* _Supplied material_:
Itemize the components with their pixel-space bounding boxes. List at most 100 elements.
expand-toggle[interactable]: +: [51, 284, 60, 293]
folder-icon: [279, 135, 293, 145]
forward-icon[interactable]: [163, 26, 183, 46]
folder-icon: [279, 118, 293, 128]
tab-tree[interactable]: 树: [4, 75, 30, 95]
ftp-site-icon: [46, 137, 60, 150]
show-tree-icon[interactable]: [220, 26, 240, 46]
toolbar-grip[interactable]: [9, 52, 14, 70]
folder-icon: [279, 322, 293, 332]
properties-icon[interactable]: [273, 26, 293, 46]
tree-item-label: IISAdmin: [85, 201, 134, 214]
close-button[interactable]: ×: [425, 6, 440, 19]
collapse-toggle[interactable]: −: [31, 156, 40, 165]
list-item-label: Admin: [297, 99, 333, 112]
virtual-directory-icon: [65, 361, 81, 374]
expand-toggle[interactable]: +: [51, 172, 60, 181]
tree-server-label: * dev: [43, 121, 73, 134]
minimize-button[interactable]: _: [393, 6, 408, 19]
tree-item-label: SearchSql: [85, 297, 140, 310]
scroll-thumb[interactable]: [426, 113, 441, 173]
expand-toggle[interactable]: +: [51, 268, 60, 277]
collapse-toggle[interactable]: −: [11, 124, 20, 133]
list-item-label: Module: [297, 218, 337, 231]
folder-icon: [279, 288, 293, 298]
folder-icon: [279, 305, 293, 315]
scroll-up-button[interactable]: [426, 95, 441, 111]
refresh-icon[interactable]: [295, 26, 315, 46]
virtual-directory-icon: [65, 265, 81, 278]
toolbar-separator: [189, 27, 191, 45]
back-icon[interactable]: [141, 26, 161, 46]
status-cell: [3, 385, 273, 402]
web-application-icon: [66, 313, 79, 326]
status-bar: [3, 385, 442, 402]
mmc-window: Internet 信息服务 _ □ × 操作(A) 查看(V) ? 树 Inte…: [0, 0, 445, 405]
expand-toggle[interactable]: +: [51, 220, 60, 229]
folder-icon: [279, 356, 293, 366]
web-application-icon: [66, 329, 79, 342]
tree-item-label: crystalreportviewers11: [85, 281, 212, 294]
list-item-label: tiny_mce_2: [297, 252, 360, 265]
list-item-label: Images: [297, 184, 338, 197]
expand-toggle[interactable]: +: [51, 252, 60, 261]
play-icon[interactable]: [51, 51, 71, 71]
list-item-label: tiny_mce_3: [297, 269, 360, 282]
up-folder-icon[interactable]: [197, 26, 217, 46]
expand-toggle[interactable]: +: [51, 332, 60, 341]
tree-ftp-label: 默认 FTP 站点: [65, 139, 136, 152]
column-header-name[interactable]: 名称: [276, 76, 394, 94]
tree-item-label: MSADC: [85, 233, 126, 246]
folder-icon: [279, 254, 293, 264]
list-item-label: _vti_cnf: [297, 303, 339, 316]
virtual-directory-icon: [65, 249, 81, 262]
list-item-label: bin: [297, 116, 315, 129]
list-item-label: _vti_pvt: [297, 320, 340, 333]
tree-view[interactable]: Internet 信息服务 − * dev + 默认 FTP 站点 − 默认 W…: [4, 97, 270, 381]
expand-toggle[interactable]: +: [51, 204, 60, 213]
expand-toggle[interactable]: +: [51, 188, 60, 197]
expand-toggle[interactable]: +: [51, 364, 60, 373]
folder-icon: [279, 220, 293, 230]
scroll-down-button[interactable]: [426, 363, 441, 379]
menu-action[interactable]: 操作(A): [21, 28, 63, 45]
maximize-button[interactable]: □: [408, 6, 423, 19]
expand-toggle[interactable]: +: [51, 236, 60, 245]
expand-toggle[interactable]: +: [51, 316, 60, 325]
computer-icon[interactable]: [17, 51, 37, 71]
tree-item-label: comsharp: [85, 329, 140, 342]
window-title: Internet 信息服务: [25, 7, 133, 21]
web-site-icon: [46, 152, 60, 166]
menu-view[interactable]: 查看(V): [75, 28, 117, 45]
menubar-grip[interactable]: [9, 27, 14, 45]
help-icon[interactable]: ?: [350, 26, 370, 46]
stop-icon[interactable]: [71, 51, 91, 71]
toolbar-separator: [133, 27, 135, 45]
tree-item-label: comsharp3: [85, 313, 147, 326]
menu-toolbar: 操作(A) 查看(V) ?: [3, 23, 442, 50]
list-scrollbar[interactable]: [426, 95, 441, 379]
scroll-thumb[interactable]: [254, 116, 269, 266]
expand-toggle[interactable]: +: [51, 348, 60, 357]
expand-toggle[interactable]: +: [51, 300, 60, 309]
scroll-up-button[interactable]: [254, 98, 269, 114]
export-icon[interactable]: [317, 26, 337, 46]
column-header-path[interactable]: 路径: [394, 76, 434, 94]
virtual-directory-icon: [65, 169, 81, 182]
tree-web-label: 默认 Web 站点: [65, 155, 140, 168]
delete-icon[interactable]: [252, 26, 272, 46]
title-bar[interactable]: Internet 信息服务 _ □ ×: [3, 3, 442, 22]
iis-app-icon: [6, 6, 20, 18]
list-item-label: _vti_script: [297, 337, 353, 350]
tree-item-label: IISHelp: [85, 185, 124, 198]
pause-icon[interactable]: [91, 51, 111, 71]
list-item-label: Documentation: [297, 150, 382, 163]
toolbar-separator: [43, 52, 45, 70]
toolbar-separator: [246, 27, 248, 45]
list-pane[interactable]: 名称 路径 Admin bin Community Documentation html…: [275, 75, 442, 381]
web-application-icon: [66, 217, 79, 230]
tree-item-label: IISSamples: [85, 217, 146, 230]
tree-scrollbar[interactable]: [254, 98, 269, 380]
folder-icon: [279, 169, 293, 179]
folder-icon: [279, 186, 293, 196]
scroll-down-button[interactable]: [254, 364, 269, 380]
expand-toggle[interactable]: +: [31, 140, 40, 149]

* _What this task involves_: Rewrite all of the rows above, changing "toolbar-separator" to "toolbar-divider" wherever it occurs and leaving everything else unchanged.

* _Response to the exercise_:
Itemize the components with their pixel-space bounding boxes. List at most 100 elements.
expand-toggle[interactable]: +: [51, 284, 60, 293]
folder-icon: [279, 135, 293, 145]
forward-icon[interactable]: [163, 26, 183, 46]
folder-icon: [279, 118, 293, 128]
tab-tree[interactable]: 树: [4, 75, 30, 95]
ftp-site-icon: [46, 137, 60, 150]
show-tree-icon[interactable]: [220, 26, 240, 46]
toolbar-grip[interactable]: [9, 52, 14, 70]
folder-icon: [279, 322, 293, 332]
properties-icon[interactable]: [273, 26, 293, 46]
tree-item-label: IISAdmin: [85, 201, 134, 214]
close-button[interactable]: ×: [425, 6, 440, 19]
collapse-toggle[interactable]: −: [31, 156, 40, 165]
list-item-label: Admin: [297, 99, 333, 112]
virtual-directory-icon: [65, 361, 81, 374]
expand-toggle[interactable]: +: [51, 172, 60, 181]
tree-server-label: * dev: [43, 121, 73, 134]
minimize-button[interactable]: _: [393, 6, 408, 19]
tree-item-label: SearchSql: [85, 297, 140, 310]
scroll-thumb[interactable]: [426, 113, 441, 173]
expand-toggle[interactable]: +: [51, 268, 60, 277]
collapse-toggle[interactable]: −: [11, 124, 20, 133]
list-item-label: Module: [297, 218, 337, 231]
folder-icon: [279, 288, 293, 298]
folder-icon: [279, 305, 293, 315]
scroll-up-button[interactable]: [426, 95, 441, 111]
refresh-icon[interactable]: [295, 26, 315, 46]
virtual-directory-icon: [65, 265, 81, 278]
toolbar-divider: [189, 27, 191, 45]
back-icon[interactable]: [141, 26, 161, 46]
status-cell: [3, 385, 273, 402]
web-application-icon: [66, 313, 79, 326]
status-bar: [3, 385, 442, 402]
mmc-window: Internet 信息服务 _ □ × 操作(A) 查看(V) ? 树 Inte…: [0, 0, 445, 405]
expand-toggle[interactable]: +: [51, 220, 60, 229]
folder-icon: [279, 356, 293, 366]
web-application-icon: [66, 329, 79, 342]
tree-item-label: crystalreportviewers11: [85, 281, 212, 294]
list-item-label: tiny_mce_2: [297, 252, 360, 265]
list-item-label: Images: [297, 184, 338, 197]
expand-toggle[interactable]: +: [51, 252, 60, 261]
play-icon[interactable]: [51, 51, 71, 71]
list-item-label: tiny_mce_3: [297, 269, 360, 282]
up-folder-icon[interactable]: [197, 26, 217, 46]
expand-toggle[interactable]: +: [51, 332, 60, 341]
tree-ftp-label: 默认 FTP 站点: [65, 139, 136, 152]
column-header-name[interactable]: 名称: [276, 76, 394, 94]
tree-item-label: MSADC: [85, 233, 126, 246]
folder-icon: [279, 254, 293, 264]
list-item-label: _vti_cnf: [297, 303, 339, 316]
virtual-directory-icon: [65, 249, 81, 262]
list-item-label: bin: [297, 116, 315, 129]
list-item-label: _vti_pvt: [297, 320, 340, 333]
tree-view[interactable]: Internet 信息服务 − * dev + 默认 FTP 站点 − 默认 W…: [4, 97, 270, 381]
expand-toggle[interactable]: +: [51, 204, 60, 213]
expand-toggle[interactable]: +: [51, 188, 60, 197]
expand-toggle[interactable]: +: [51, 364, 60, 373]
folder-icon: [279, 220, 293, 230]
scroll-down-button[interactable]: [426, 363, 441, 379]
menu-action[interactable]: 操作(A): [21, 28, 63, 45]
maximize-button[interactable]: □: [408, 6, 423, 19]
expand-toggle[interactable]: +: [51, 236, 60, 245]
expand-toggle[interactable]: +: [51, 316, 60, 325]
computer-icon[interactable]: [17, 51, 37, 71]
tree-item-label: comsharp: [85, 329, 140, 342]
window-title: Internet 信息服务: [25, 7, 133, 21]
web-site-icon: [46, 152, 60, 166]
menu-view[interactable]: 查看(V): [75, 28, 117, 45]
menubar-grip[interactable]: [9, 27, 14, 45]
help-icon[interactable]: ?: [350, 26, 370, 46]
stop-icon[interactable]: [71, 51, 91, 71]
toolbar-divider: [133, 27, 135, 45]
tree-item-label: comsharp3: [85, 313, 147, 326]
menu-toolbar: 操作(A) 查看(V) ?: [3, 23, 442, 50]
list-scrollbar[interactable]: [426, 95, 441, 379]
scroll-thumb[interactable]: [254, 116, 269, 266]
expand-toggle[interactable]: +: [51, 348, 60, 357]
expand-toggle[interactable]: +: [51, 300, 60, 309]
scroll-up-button[interactable]: [254, 98, 269, 114]
export-icon[interactable]: [317, 26, 337, 46]
column-header-path[interactable]: 路径: [394, 76, 434, 94]
virtual-directory-icon: [65, 169, 81, 182]
tree-web-label: 默认 Web 站点: [65, 155, 140, 168]
delete-icon[interactable]: [252, 26, 272, 46]
title-bar[interactable]: Internet 信息服务 _ □ ×: [3, 3, 442, 22]
iis-app-icon: [6, 6, 20, 18]
list-item-label: _vti_script: [297, 337, 353, 350]
tree-item-label: IISHelp: [85, 185, 124, 198]
pause-icon[interactable]: [91, 51, 111, 71]
list-item-label: Documentation: [297, 150, 382, 163]
toolbar-divider: [43, 52, 45, 70]
toolbar-divider: [246, 27, 248, 45]
list-pane[interactable]: 名称 路径 Admin bin Community Documentation html…: [275, 75, 442, 381]
web-application-icon: [66, 217, 79, 230]
tree-item-label: IISSamples: [85, 217, 146, 230]
tree-scrollbar[interactable]: [254, 98, 269, 380]
folder-icon: [279, 169, 293, 179]
folder-icon: [279, 186, 293, 196]
scroll-down-button[interactable]: [254, 364, 269, 380]
expand-toggle[interactable]: +: [31, 140, 40, 149]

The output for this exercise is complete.